BEGIN

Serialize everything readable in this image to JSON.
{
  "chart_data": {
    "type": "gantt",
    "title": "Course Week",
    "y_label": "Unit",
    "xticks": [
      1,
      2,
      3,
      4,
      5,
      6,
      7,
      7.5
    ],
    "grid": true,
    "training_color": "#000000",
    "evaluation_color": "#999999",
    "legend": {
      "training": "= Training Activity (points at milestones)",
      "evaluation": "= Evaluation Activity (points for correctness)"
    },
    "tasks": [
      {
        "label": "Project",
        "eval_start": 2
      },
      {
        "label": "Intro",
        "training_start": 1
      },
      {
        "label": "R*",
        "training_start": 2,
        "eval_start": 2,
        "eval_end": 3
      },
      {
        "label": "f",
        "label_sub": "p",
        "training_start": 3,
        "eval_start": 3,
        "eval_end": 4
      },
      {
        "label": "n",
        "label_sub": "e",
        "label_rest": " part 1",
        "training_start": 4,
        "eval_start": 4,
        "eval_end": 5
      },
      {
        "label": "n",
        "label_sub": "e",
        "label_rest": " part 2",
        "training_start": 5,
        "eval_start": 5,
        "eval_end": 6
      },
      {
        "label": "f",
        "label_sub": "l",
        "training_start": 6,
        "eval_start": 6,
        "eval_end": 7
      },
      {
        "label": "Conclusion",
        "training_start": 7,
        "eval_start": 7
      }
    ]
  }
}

END
BEGIN

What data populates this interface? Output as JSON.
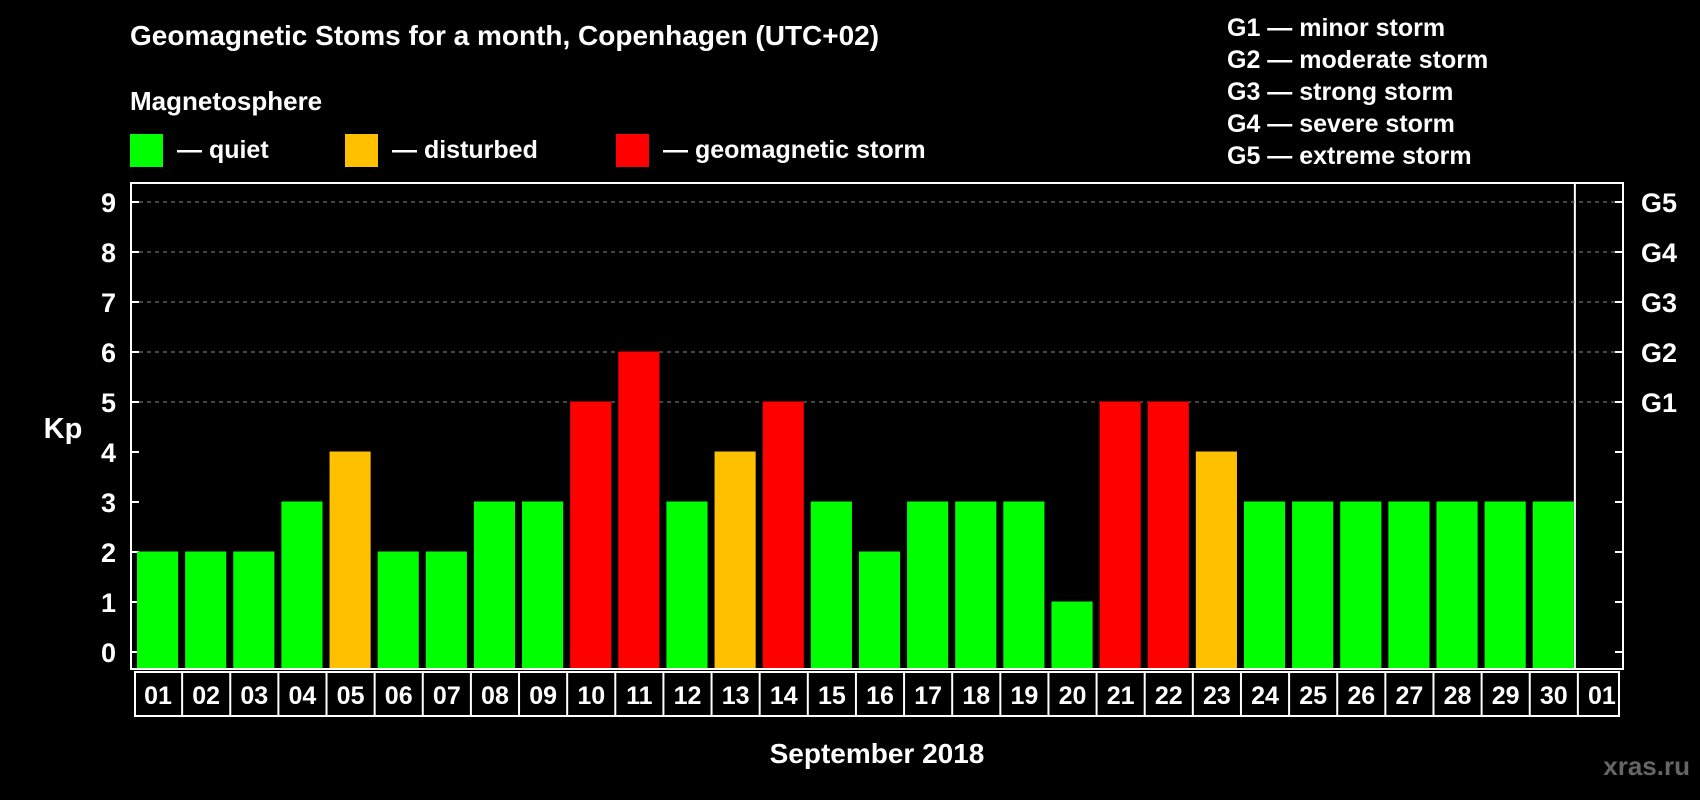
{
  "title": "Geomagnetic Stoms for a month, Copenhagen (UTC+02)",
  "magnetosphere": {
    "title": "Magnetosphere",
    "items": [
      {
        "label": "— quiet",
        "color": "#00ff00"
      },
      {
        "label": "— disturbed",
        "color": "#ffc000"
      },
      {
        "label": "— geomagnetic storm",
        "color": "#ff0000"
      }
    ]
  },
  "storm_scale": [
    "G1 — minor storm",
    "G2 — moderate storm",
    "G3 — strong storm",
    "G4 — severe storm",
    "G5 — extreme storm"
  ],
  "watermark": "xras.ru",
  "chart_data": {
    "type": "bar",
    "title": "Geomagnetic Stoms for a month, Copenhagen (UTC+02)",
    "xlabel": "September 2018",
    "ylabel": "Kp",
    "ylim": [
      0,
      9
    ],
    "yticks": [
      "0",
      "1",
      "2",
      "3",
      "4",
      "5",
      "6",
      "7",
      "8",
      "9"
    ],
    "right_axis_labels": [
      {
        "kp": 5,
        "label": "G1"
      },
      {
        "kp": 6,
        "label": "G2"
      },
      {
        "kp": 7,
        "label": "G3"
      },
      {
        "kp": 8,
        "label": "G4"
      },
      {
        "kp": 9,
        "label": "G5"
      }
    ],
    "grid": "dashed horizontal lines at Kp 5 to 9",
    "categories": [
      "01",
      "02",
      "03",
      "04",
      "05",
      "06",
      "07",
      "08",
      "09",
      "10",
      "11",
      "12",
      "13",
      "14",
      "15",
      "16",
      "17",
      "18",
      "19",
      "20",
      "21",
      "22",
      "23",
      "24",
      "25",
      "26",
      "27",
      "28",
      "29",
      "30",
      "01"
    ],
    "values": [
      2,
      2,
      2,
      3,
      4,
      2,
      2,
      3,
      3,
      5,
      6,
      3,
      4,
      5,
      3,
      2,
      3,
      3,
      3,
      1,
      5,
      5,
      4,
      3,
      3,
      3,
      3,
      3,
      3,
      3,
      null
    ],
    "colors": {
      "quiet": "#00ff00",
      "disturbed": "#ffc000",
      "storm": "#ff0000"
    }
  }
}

END

What is being asked: Gather up the lines containing the word "this" from these records and copy them.

Exercise result:
Serialize everything readable in this image to JSON.
What data populates this interface? Output as JSON.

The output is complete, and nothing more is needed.